§ THE TASK: From the entries below, extract every line that includes the word "https".

§ PROVIDED DATA:
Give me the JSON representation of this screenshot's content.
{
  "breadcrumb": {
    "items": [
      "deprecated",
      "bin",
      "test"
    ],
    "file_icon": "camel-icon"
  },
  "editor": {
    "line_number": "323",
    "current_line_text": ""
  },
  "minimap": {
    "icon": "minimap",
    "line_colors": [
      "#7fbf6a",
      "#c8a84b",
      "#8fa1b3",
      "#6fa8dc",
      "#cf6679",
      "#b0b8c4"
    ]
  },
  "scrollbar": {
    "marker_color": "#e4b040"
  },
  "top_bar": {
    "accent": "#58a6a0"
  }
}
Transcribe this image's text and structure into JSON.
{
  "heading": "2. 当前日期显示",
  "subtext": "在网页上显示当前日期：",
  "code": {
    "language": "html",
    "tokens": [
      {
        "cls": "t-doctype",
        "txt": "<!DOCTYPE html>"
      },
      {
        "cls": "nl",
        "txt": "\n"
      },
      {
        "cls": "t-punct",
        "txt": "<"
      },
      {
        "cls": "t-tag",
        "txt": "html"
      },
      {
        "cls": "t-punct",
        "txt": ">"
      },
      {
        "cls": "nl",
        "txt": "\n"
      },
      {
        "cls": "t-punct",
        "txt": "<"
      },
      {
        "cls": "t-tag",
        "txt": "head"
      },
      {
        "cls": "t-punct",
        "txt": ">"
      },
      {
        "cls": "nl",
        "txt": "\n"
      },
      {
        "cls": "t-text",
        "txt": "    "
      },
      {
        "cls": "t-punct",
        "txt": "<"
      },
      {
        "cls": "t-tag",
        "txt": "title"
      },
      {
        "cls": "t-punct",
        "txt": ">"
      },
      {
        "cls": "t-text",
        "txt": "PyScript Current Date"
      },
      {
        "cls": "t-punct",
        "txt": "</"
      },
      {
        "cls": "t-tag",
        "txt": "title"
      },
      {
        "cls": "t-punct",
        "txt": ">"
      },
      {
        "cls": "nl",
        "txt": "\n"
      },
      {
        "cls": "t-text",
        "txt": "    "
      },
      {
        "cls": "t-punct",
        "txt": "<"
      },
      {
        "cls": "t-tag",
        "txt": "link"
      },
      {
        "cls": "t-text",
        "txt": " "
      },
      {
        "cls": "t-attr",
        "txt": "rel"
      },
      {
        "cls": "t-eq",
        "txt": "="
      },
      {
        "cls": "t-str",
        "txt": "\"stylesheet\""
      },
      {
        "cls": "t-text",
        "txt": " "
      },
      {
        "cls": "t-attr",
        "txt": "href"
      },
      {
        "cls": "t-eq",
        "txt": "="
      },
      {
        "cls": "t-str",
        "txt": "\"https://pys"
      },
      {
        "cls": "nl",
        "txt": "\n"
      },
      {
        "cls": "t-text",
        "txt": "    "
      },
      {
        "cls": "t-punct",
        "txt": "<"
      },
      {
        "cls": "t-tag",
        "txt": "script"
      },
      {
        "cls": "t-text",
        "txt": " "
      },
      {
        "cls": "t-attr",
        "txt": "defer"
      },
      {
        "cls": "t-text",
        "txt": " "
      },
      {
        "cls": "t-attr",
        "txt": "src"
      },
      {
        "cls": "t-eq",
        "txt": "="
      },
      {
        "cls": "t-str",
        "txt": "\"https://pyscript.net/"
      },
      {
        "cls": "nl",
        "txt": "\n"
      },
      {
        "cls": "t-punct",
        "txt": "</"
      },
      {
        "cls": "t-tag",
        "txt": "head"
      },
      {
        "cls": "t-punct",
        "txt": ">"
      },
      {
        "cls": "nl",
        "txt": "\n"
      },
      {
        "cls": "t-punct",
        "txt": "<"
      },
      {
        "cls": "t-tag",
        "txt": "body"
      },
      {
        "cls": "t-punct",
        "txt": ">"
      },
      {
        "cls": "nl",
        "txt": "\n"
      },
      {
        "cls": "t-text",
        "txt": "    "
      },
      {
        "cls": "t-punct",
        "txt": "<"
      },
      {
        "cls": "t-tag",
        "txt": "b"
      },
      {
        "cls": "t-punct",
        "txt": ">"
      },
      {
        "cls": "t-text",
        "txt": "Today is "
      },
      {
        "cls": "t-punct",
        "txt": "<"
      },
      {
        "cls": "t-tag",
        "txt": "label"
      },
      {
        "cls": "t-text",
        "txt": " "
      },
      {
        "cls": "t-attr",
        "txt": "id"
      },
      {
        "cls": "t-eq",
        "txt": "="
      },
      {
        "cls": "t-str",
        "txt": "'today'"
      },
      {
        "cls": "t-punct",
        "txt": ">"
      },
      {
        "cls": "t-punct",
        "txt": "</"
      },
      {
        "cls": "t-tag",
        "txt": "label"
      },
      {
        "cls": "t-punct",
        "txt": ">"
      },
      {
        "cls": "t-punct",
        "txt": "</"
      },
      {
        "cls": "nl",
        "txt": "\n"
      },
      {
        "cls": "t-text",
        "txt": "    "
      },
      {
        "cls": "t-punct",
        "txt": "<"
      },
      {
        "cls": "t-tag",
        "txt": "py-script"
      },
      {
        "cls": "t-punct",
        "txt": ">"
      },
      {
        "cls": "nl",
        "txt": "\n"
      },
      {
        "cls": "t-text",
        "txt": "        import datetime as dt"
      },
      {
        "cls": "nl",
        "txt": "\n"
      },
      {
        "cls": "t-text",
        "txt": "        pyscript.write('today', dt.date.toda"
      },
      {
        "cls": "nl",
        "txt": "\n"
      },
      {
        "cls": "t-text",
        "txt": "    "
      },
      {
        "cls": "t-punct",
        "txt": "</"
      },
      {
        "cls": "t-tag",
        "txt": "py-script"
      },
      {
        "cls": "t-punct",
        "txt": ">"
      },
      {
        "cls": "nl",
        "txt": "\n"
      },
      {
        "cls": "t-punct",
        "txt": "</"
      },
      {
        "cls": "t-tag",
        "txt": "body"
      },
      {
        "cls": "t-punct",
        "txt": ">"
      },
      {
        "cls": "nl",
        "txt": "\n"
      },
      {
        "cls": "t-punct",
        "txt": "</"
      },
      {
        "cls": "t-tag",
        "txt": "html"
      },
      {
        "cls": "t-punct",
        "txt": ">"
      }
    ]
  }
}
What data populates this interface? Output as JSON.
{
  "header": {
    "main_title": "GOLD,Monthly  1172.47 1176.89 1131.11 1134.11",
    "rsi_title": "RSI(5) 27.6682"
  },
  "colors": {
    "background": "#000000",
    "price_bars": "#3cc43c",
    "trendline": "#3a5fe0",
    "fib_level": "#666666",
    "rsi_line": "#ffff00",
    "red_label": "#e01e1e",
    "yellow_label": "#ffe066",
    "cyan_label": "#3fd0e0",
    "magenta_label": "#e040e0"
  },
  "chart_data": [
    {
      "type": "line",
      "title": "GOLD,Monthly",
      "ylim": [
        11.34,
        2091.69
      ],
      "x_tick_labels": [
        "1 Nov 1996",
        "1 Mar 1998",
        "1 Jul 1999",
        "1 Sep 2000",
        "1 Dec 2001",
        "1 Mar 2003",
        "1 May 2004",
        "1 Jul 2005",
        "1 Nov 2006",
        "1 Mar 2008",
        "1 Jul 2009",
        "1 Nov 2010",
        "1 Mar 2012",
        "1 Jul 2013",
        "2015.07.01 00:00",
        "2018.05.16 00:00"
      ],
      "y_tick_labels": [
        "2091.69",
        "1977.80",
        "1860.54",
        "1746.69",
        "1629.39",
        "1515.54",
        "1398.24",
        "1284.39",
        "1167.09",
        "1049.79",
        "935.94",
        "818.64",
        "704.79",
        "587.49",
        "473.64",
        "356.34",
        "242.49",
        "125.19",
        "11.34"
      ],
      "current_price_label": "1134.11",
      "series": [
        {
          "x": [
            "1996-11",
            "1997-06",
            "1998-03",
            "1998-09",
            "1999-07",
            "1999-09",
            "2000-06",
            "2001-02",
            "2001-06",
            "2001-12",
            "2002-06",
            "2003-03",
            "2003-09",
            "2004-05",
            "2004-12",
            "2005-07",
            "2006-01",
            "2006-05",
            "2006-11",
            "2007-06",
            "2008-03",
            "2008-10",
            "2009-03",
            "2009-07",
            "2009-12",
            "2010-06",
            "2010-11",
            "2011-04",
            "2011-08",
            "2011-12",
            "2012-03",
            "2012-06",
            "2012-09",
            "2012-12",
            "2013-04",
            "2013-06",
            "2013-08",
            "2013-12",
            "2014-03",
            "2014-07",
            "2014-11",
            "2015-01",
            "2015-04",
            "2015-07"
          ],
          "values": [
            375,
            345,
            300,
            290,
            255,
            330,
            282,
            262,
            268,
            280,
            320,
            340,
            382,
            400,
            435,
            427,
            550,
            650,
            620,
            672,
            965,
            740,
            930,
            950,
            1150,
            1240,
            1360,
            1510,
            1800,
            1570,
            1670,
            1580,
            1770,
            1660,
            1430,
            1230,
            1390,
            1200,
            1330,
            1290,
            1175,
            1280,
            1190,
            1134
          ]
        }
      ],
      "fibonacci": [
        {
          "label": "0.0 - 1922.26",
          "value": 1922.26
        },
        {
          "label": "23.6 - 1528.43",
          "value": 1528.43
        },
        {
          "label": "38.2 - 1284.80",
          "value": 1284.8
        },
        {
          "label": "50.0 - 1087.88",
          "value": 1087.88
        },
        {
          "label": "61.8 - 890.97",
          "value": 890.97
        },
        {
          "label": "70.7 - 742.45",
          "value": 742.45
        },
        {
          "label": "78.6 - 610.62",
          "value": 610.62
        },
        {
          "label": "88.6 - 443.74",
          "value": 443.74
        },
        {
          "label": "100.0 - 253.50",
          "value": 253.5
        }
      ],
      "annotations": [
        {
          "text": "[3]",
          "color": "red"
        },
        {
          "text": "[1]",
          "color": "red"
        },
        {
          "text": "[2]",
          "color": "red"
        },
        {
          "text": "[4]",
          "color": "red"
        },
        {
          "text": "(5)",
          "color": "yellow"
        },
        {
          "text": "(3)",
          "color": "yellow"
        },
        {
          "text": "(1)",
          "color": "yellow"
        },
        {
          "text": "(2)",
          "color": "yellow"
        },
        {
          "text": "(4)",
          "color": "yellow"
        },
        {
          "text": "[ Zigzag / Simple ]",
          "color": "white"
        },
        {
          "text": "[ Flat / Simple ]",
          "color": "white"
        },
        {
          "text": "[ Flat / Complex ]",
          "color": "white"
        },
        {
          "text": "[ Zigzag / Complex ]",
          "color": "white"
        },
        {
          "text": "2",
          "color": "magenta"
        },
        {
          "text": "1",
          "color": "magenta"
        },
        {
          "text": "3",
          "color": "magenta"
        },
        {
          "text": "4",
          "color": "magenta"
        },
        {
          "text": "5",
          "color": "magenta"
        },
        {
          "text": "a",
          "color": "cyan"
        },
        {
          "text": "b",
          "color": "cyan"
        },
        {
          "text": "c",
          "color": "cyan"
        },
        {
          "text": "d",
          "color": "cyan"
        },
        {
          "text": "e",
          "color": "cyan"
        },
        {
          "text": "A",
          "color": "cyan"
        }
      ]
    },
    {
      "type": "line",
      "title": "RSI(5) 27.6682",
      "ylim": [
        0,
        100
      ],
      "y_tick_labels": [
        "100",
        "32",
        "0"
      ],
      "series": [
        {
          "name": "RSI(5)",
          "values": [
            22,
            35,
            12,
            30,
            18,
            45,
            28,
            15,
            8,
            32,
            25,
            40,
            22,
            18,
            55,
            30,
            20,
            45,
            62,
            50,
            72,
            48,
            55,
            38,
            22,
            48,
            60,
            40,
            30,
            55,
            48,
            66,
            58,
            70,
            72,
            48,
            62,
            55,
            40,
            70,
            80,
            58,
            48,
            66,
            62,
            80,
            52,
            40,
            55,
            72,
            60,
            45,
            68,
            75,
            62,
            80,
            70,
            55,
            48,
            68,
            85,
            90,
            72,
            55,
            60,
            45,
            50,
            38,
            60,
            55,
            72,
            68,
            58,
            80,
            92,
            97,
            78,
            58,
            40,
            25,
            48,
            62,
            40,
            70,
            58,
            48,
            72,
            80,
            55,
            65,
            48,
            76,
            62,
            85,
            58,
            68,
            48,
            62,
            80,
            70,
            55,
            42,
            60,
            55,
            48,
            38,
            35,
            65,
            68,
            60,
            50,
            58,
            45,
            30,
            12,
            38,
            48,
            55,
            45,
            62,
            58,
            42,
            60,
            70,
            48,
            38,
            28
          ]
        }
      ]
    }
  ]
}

§ TASK RESPONSE:
        "txt": "\"https://pys"
        "txt": "\"https://pyscript.net/"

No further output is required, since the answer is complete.